Task requirements -
**1)** Please repeat, word for word, the passage on the Aztec gods between "The only real" and "a Mexican tribe.", inclusive.
**2)** Carry the passage on the Aztec gods forward, beginning right after its final sentence.

Source passage -
--- START ---
The only real contradiction in our hypothesis results from the reversing of the time sequence. According to Steiner it was at the end of the Three Years' War that the black magician was put to death, whereas in our quotation the death of Coyolxauhqui occurred before the final disastrous conflict. This could be a question of one more alteration, or one could perhaps entertain the hypothesis that the magician's name was Uitznaua, or, more likely, a variant of this name-Uitznaua being a plural word designating a Mexican tribe.

The Aztec rites at the period of the Conquest were only a vestige of what was “flourishing” at the beginning of our era. In view of the particular character of these rites it is in keeping with them that a demonical character should have been attributed to Uitzilopochtli. As Sahagun says, “Uitzilopochtli was ... an omen of evil.” (Sah. I). But their transitory character by comparison with the original orientation of these rites in the past might well have resulted in an all-embracing syncretism, combined with fear and veneration toward Uitzilopochtli. And indeed the documents do give evidence of this mixture. The “diabolical” Uitzilopochtli is at the same time the god of a paradise that is fervently desired. As Cortés says in his Third Letter: “They all desired to die and go to `Ochilibus' (Uitzilopochtli) in heaven, who was awaiting them...” This attitude is also to be found in their desire to be impregnated by this divinity as demonstrated in numerous religious ceremonies. “And of those who ate it, it was said, “they keep the god.” (Sah. III).


Steiner's third statement gives us information about Tezcatlipoca:


“Many opposing sects were founded with the objective of countering this devilish cult (of Taotl). One such sect was that of Tezcatlipoca. He too was a being who did not appear in a physical body, but who was known to many of the Mexican initiates, in spite of the fact that he lived only in an etheric body.”
--- END ---
Dataset rows -
--- START ---
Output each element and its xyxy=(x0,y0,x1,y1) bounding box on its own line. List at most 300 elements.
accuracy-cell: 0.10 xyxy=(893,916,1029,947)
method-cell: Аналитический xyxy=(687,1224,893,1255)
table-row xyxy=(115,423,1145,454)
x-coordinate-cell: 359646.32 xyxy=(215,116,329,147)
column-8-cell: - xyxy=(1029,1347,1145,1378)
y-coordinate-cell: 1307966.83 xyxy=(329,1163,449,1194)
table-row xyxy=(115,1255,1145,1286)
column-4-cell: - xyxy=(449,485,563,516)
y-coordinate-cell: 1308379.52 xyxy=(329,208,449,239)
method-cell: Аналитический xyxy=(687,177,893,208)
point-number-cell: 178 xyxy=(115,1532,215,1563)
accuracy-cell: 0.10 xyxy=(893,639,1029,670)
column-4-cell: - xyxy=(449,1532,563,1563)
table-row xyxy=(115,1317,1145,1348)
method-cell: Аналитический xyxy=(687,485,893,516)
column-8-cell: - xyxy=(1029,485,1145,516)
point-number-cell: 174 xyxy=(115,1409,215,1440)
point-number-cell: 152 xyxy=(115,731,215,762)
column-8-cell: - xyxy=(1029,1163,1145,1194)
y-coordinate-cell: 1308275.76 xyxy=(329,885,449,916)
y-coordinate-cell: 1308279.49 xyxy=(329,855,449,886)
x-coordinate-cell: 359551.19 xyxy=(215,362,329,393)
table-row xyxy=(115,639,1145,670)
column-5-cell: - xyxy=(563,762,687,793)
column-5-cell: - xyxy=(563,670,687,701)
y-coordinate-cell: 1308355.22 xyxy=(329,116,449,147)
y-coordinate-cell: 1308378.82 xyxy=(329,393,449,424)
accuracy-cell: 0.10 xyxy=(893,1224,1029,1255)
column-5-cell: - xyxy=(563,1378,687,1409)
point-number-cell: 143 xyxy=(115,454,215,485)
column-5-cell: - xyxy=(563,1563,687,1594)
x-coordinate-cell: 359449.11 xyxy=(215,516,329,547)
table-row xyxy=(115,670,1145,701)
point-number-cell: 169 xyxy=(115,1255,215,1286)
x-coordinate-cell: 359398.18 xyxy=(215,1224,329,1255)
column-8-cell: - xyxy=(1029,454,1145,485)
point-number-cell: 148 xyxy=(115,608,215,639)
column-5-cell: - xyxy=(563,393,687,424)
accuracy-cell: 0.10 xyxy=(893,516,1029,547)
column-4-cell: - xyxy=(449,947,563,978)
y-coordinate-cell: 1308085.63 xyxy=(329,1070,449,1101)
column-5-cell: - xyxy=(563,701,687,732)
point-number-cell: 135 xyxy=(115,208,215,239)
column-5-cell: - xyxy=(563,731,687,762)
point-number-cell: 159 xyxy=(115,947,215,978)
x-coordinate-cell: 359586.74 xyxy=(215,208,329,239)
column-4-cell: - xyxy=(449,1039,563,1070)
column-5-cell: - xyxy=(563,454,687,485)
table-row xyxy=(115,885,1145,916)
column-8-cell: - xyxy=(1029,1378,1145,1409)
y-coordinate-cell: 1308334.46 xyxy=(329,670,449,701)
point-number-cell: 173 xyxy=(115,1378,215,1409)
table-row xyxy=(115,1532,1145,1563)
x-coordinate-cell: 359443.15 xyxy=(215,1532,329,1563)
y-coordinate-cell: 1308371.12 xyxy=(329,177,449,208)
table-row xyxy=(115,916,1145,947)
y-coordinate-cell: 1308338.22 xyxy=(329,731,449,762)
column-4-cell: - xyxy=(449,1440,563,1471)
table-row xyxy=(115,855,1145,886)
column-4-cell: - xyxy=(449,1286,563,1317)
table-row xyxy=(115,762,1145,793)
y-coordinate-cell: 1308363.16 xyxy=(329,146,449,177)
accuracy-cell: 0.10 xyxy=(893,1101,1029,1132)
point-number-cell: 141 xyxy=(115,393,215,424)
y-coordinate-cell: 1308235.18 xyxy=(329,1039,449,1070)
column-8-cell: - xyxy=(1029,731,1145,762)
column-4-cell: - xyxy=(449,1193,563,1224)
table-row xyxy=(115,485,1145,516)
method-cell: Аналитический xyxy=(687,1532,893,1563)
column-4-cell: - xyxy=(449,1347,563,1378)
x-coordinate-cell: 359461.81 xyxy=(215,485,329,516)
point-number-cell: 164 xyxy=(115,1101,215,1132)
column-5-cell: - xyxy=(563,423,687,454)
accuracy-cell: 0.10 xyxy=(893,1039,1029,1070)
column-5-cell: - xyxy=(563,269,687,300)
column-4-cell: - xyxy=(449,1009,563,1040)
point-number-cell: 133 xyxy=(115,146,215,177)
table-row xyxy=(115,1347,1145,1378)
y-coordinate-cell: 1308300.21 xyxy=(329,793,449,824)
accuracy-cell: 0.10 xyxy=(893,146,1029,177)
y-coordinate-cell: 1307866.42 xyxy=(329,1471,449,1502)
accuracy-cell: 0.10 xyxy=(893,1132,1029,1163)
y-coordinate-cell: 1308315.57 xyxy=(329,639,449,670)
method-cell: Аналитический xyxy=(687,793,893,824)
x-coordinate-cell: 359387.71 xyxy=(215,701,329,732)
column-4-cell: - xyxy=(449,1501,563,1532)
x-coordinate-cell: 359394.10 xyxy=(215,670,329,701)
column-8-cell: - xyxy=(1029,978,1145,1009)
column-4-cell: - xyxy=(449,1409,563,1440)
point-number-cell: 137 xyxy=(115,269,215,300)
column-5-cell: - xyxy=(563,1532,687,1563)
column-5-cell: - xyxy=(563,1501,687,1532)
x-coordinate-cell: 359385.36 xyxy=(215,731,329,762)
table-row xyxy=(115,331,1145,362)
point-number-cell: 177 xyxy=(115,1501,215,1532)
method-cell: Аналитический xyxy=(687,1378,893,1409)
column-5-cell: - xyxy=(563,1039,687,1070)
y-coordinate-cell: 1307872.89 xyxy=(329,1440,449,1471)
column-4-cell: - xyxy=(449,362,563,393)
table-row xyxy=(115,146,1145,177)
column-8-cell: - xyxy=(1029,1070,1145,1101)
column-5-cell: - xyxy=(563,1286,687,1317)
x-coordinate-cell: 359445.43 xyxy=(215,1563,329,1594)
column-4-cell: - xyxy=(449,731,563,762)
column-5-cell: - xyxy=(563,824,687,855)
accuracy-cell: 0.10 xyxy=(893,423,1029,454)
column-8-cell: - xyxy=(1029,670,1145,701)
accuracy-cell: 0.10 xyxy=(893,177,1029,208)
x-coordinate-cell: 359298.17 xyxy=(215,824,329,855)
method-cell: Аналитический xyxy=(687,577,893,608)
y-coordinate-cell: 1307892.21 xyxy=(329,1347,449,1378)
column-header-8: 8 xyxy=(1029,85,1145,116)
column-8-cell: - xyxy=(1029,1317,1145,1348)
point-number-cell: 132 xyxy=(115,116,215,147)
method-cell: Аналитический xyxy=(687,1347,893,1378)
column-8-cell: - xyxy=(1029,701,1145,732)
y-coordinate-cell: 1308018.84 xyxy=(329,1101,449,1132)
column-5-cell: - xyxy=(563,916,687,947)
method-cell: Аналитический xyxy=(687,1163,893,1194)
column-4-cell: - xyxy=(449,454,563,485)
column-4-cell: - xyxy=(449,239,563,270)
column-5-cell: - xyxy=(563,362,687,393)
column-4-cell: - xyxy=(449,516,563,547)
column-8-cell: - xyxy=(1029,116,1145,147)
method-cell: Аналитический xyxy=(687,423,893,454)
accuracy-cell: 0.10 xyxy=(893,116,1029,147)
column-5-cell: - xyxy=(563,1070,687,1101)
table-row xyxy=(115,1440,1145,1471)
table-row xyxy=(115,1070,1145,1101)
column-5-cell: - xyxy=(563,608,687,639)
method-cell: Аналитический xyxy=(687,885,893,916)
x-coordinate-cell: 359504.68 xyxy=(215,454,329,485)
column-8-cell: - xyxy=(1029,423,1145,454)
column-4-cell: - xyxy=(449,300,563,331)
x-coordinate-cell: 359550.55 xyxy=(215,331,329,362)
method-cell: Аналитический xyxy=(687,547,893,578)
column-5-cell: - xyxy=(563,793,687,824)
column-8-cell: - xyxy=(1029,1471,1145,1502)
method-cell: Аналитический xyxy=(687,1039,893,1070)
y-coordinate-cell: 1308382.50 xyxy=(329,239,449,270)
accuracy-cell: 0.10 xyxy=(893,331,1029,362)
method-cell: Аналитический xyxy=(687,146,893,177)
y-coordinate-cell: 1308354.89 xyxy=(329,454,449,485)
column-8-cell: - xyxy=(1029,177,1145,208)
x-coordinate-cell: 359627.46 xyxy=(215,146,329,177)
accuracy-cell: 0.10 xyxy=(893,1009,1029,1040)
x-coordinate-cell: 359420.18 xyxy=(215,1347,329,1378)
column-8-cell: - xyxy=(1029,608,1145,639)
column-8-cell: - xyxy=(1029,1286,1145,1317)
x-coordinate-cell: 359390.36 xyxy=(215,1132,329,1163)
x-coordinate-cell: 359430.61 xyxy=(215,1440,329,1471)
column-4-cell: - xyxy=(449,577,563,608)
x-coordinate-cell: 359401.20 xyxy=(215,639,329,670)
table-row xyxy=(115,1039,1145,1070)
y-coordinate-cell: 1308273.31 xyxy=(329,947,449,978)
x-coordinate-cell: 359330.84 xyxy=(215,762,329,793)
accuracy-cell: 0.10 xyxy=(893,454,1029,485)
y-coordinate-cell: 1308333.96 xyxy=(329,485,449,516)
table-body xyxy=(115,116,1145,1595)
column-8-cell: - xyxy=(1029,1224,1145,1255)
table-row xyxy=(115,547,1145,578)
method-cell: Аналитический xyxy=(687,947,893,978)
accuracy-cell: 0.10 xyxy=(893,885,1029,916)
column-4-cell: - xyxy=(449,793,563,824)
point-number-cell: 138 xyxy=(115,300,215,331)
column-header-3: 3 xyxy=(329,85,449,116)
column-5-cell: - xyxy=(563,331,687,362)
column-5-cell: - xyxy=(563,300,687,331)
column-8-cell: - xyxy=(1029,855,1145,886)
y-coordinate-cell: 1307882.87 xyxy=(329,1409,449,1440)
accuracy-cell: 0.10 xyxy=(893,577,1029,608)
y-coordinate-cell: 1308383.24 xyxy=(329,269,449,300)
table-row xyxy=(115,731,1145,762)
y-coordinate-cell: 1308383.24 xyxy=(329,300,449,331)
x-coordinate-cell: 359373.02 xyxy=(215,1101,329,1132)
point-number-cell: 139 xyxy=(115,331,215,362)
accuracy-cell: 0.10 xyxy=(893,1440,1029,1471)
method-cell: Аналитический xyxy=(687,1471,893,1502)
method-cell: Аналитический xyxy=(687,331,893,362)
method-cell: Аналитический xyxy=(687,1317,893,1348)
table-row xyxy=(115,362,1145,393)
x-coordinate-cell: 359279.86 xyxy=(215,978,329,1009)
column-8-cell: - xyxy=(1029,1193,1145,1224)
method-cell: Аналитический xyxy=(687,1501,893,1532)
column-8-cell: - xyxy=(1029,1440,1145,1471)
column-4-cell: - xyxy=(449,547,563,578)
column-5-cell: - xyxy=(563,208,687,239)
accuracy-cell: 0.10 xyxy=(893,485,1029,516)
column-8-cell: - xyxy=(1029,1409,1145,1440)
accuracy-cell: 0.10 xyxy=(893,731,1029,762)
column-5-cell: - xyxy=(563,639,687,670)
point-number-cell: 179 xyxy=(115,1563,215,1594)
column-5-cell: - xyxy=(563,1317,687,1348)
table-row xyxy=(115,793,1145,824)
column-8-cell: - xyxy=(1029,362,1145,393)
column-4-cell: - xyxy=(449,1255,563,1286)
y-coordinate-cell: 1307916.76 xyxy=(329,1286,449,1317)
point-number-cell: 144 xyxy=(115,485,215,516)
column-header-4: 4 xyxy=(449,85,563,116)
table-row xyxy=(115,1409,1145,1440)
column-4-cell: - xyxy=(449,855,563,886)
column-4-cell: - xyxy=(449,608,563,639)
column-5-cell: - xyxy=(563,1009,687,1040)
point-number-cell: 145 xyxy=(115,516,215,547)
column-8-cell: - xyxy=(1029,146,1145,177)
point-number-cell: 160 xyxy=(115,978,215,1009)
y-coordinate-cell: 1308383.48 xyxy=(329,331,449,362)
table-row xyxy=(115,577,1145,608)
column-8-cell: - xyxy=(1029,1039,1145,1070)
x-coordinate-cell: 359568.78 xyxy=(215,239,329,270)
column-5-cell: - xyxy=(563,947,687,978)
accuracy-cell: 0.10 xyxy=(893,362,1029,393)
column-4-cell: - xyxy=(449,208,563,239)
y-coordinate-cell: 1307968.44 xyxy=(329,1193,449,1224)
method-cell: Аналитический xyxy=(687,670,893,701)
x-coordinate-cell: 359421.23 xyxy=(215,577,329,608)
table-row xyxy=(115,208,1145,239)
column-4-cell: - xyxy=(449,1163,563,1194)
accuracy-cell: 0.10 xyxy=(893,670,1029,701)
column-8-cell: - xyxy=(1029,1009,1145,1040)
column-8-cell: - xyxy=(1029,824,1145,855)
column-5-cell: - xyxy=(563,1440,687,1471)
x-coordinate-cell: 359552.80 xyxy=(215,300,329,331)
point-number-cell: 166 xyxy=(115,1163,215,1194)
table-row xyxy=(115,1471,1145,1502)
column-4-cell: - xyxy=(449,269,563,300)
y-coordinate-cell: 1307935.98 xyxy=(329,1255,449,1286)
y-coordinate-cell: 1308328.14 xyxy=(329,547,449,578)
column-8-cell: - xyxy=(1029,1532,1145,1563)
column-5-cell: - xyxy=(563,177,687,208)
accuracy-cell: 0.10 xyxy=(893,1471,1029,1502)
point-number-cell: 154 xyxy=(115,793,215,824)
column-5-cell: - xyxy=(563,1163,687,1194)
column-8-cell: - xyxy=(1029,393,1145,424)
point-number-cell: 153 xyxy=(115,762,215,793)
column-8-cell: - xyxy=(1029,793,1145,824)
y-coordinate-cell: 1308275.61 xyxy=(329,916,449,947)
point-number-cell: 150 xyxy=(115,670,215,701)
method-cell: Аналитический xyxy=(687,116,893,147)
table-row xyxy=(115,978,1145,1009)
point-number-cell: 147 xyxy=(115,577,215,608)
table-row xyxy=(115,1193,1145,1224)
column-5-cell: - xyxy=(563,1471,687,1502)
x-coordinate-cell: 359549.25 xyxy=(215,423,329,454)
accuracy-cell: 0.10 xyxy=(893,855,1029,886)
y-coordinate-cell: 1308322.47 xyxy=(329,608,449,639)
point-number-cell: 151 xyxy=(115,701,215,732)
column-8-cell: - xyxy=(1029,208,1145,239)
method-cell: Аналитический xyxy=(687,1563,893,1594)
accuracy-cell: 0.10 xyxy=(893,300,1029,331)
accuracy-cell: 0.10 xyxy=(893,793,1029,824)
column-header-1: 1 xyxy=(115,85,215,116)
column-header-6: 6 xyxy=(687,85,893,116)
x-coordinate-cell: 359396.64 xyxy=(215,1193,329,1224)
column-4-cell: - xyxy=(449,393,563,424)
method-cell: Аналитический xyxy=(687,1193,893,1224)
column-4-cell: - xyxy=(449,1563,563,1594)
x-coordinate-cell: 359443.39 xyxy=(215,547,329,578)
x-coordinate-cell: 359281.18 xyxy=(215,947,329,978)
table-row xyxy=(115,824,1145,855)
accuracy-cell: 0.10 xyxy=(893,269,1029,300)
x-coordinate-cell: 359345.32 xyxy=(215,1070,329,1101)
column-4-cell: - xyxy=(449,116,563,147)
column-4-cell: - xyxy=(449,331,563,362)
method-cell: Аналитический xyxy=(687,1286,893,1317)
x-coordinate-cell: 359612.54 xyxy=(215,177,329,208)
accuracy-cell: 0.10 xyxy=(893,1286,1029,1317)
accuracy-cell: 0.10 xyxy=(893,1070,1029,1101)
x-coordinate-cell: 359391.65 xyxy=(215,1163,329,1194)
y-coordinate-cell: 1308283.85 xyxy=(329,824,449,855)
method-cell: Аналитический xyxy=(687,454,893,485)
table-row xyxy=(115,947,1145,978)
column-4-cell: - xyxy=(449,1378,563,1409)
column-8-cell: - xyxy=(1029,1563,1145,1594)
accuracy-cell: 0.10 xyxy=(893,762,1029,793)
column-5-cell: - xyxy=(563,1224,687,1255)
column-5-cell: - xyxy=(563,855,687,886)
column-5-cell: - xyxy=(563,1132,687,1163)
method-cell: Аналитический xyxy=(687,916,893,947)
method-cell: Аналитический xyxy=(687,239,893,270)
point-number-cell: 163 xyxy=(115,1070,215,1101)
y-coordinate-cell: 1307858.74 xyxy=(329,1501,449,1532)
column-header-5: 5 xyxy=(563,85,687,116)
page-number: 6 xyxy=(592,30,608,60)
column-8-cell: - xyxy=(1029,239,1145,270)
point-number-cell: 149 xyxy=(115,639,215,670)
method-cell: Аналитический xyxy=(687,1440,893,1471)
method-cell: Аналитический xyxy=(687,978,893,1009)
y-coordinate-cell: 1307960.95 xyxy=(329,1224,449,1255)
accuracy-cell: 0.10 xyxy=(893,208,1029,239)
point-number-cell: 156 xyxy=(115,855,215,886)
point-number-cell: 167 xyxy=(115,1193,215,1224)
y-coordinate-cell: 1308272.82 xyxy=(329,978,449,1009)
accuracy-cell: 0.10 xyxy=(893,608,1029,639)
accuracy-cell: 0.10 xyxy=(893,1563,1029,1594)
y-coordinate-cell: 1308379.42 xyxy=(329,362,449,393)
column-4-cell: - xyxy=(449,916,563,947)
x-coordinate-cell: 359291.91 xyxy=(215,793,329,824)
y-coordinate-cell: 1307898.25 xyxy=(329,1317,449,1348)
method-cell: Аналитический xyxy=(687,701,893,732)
--- END ---
Answers to the exercise -
**1)**
The only real contradiction in our hypothesis results from the reversing of the time sequence. According to Steiner it was at the end of the Three Years' War that the black magician was put to death, whereas in our quotation the death of Coyolxauhqui occurred before the final disastrous conflict. This could be a question of one more alteration, or one could perhaps entertain the hypothesis that the magician's name was Uitznaua, or, more likely, a variant of this name-Uitznaua being a plural word designating a Mexican tribe.

**2)**
Compare this with the story as told by Sahagun:

“Third Chapter, which telleth of the god named Tezcatlipoca ... he was considered a true god...” (Sah. I). “...even as an only god they believed in him ... he was invisible, just like the night, the wind. When sometimes he called out to one, just like a shadow did he speak.”(Sah. III).


By contrast with Uitzilopochtli who was both god and man, Tezcatlipoca is a real, veritable god, a clear confirmation of what Steiner says. This is reinforced by a striking agreement: The initiate (that is, “one,” i.e., aca (somebody) perceives “just like a shadow” (can iuhquj ceoalli, literally, only like shadow), that is to say, the etheric, the etheric body being remarkably suggested by the nahuatl term. Ceoalli means “the shadow made by the body when it intercepts the light;” not a shadow in the abstract sense, but something that is similar to the physical without actually being physical.

Let us continue with Sahagun:


“When he (Tezcatlipoca) walked on the earth, he quickened vice and sin. He introduced anguish and affliction. He brought discord among people.... But sometimes he bestowed riches — wealth, heroism, valor....” (Sah. I).


Since the point of view here is the same as that attributed to Taotl, it is natural that Tezcatlipoca should be seen as spreading evil in all its forms. But as in the case of Uitzilopochtli it is clear that there has been a noticeable syncretism, as may be seen in the way “sometimes” Tezcatlipoca (in quenman) benefits human beings.

Quetzalcoatl is the fifth being mentioned by Steiner:

“Another sect venerated Quetzalcoatl. He too was a being who lived only in an etheric body.” (24/9). “He had much in common with the spirit whom Goethe described as Mephistopheles.” (18/9).


Bearing in mind that the great temple of Teotihuacan, belonging to the period with which we are concerned, was dedicated in part to Quetzalcoatl, we read as follows in Sahagun:

“Fifth Chapter, which telleth of the god named Quetzalcoatl.... Quetzalcoatl — he was the wind.” (Sah. I).

“Third Chapter, which telleth the tale of Quetzalcoatl, who was a great wizard.... This Quetzalcoatl they considered as a god; he was thought a god.... And the Toltecs, his vassals, were highly skilled. Nothing was difficult when they did it.... Indeed these (crafts)... proceeded from Quetzalcoatl.... And these Toltecs were very rich; they were wealthy. Never were they poor. They lacked nothing in their homes.” (Sah. III).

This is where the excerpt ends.